### TASK GOAL
Count each line in which the word "建议给予其党内警告处分" appears. Reply with the total and nothing more.

───

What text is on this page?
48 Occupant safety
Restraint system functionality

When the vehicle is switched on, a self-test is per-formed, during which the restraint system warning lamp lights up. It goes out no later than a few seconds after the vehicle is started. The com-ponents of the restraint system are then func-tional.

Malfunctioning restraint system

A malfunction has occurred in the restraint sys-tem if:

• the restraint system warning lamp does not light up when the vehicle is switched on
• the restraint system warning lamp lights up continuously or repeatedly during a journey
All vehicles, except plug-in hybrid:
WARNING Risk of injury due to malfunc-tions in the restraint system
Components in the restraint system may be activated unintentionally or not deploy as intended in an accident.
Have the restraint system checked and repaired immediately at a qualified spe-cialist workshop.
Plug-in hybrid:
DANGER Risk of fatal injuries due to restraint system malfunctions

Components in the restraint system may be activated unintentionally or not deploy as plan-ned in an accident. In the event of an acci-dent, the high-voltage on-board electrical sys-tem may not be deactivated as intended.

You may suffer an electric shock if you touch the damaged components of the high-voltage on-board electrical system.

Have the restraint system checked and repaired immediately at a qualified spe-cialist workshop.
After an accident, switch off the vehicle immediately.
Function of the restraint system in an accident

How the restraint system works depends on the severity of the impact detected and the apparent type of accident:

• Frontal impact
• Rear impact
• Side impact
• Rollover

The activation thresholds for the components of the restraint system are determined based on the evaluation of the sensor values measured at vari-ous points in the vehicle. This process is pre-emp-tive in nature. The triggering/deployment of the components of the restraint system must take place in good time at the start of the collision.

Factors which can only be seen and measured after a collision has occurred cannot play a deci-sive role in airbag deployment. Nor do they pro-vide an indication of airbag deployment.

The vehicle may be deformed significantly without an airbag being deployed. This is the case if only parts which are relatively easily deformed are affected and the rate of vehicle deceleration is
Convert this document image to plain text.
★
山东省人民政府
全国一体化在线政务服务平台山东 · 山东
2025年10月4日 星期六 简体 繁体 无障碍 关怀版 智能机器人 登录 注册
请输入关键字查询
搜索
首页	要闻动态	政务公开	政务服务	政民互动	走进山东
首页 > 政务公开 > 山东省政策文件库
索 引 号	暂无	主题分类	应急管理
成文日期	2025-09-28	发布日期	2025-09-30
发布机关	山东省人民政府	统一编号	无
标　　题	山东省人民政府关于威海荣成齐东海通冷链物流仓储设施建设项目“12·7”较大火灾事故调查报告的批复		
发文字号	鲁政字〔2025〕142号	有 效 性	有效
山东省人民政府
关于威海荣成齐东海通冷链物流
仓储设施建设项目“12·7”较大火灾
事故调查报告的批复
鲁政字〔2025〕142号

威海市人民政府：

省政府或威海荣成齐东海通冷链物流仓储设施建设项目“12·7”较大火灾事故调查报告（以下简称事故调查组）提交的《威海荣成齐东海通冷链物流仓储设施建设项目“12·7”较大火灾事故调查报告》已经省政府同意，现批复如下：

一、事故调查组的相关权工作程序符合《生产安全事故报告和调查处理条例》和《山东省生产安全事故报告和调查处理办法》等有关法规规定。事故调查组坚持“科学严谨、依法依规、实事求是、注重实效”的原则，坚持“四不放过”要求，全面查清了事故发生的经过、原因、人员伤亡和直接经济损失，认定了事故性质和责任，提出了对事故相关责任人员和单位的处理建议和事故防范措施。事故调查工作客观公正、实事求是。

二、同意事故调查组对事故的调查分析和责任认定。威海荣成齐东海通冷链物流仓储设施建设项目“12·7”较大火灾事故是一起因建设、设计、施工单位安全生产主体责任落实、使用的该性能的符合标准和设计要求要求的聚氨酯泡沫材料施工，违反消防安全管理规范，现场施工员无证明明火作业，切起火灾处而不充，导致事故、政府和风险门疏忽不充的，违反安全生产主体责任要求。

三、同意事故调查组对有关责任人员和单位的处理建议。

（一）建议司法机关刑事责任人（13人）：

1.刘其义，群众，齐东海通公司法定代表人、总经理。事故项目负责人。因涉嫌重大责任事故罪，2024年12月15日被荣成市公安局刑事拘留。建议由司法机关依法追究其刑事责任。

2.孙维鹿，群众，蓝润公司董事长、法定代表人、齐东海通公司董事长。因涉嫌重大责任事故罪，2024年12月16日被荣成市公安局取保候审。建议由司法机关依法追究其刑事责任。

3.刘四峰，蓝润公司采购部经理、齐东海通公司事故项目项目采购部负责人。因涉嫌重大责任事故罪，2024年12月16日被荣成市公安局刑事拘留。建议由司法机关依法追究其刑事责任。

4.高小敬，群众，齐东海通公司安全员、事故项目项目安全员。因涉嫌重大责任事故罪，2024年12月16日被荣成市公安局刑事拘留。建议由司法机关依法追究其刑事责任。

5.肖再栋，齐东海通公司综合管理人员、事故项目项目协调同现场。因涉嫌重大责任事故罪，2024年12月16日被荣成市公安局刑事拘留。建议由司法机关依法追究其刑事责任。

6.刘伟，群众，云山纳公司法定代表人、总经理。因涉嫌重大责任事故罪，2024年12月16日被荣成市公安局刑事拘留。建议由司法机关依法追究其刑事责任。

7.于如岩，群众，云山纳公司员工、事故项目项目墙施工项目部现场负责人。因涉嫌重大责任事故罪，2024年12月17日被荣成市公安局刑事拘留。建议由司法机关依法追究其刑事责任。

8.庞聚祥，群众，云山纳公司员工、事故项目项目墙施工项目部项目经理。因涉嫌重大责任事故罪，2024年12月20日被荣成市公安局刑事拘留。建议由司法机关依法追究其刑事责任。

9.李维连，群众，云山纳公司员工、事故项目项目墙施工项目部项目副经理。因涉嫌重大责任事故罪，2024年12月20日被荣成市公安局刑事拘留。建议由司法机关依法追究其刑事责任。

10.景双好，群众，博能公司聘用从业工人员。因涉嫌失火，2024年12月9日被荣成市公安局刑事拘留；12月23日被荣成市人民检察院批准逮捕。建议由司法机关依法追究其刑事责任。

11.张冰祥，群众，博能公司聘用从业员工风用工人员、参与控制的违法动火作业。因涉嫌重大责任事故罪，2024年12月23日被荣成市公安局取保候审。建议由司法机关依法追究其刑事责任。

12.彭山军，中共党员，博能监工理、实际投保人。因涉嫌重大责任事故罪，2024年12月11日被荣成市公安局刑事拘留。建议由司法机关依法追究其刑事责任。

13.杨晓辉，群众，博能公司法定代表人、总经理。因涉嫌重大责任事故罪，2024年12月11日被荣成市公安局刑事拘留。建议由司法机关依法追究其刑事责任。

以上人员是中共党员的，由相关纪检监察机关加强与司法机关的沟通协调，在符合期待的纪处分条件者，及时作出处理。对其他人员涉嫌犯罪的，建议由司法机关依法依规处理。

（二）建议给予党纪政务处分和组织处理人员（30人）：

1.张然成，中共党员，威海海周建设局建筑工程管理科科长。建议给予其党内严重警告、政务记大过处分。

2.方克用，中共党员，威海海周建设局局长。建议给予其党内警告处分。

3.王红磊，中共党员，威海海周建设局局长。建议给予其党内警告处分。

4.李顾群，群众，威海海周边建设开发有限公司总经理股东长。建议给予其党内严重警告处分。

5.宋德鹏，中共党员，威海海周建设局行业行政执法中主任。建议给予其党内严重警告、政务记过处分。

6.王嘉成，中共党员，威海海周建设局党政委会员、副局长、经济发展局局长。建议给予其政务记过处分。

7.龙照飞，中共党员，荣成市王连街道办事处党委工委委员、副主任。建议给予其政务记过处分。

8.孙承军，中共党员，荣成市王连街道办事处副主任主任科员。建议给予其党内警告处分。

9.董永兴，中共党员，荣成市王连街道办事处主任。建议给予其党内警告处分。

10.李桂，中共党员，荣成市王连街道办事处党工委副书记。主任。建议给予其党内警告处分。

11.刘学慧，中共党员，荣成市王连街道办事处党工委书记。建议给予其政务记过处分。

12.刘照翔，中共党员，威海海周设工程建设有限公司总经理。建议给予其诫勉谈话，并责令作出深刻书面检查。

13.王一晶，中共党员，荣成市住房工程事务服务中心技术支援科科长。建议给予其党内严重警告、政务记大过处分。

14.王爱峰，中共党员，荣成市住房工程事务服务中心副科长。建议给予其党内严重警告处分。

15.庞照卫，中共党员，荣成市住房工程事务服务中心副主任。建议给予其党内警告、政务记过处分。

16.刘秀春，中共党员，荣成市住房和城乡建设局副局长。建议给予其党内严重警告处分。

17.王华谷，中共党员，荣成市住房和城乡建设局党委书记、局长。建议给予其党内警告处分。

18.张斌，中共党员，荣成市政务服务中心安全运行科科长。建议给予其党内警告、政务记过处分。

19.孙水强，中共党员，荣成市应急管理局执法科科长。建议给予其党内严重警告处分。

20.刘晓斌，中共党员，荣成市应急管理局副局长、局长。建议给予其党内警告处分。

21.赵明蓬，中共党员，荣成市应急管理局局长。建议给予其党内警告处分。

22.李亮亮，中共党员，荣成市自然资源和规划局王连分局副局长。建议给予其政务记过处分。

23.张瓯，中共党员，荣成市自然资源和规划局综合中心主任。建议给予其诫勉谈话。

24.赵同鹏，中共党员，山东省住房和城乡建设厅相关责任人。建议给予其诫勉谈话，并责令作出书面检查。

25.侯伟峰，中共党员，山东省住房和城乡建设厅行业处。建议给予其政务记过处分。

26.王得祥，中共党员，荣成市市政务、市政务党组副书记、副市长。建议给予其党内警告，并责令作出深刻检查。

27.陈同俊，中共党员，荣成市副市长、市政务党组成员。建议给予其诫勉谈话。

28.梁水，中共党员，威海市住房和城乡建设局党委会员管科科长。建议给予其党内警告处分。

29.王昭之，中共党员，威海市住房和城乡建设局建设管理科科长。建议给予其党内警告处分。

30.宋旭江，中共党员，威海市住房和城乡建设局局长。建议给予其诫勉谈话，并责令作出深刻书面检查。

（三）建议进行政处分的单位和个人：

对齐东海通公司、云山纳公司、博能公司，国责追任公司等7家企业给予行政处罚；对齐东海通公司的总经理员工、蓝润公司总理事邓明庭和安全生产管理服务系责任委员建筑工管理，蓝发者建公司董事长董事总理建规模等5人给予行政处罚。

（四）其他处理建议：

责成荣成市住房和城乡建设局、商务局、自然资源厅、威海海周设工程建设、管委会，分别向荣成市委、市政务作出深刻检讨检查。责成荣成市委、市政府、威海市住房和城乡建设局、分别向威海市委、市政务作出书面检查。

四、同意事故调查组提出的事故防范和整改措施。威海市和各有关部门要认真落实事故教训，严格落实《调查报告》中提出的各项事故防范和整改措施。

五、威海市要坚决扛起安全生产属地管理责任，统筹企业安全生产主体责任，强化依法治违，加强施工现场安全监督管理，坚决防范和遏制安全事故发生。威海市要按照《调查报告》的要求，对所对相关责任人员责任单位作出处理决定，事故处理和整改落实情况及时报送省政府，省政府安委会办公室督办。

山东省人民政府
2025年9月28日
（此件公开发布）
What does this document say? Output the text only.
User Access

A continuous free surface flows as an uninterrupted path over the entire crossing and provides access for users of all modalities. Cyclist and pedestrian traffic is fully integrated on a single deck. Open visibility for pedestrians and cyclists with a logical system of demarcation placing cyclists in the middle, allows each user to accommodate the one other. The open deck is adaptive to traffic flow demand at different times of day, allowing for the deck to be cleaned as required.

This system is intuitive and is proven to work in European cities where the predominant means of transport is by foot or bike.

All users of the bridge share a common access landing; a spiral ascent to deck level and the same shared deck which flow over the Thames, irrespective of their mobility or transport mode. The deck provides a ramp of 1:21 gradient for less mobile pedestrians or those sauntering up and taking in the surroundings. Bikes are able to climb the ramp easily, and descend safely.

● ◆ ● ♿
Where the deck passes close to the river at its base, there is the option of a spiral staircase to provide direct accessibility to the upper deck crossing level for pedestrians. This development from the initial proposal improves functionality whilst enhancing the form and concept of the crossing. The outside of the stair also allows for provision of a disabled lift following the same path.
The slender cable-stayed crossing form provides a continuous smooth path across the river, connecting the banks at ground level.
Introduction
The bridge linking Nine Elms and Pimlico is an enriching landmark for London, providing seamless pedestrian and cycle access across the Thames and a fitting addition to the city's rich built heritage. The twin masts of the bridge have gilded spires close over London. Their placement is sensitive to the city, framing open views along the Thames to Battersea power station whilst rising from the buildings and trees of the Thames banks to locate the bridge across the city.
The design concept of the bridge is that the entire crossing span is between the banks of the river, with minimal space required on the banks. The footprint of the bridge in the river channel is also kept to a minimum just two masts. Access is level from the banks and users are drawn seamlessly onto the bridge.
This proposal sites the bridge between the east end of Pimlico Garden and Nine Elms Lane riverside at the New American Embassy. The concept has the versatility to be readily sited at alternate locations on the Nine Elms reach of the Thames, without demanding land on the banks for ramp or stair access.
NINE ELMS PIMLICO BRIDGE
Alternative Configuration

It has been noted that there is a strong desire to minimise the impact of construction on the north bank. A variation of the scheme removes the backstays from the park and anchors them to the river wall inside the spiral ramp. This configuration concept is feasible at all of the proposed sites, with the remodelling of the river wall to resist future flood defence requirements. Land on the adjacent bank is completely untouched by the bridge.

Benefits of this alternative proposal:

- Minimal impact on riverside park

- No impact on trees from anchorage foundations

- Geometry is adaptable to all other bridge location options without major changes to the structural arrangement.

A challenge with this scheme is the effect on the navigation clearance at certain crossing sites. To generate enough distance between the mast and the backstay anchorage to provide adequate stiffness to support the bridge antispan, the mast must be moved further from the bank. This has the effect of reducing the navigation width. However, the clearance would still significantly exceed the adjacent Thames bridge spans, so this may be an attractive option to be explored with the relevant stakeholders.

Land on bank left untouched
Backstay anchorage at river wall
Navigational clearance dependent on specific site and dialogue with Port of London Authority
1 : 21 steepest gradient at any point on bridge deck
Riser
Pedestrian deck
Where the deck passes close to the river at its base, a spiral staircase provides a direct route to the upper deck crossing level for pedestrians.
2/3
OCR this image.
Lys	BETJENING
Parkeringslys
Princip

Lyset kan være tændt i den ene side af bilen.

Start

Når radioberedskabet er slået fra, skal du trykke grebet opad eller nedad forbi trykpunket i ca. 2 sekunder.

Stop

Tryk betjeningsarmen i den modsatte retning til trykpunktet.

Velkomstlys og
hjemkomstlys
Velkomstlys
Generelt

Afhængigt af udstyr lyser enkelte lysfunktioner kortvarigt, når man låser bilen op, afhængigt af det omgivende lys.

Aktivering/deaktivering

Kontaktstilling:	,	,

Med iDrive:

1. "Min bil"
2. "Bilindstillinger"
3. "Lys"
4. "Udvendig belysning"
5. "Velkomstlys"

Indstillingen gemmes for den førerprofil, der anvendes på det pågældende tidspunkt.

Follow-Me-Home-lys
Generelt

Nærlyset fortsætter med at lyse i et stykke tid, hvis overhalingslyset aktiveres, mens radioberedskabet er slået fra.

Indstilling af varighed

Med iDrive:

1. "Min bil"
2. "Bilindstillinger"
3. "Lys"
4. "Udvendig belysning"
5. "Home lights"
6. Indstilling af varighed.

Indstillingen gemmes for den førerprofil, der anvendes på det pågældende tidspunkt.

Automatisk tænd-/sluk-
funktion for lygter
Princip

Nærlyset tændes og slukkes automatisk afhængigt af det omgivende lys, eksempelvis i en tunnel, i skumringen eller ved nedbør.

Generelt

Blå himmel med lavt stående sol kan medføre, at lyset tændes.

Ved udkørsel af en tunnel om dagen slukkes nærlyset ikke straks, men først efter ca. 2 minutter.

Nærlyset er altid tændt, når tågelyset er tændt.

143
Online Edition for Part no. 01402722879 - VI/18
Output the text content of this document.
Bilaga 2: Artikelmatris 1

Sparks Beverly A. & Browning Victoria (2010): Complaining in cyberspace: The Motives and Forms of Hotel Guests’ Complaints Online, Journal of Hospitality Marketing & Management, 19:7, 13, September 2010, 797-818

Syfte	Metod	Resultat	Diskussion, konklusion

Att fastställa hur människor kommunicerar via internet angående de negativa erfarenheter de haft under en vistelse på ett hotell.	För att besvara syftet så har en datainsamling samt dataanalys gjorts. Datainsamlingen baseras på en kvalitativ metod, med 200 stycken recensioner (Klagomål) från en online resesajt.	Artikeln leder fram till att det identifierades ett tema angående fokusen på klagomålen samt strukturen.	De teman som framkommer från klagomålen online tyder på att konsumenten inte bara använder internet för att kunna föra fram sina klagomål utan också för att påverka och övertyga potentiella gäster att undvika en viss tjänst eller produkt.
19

───

### RESPONSE TO THE EXERCISE
10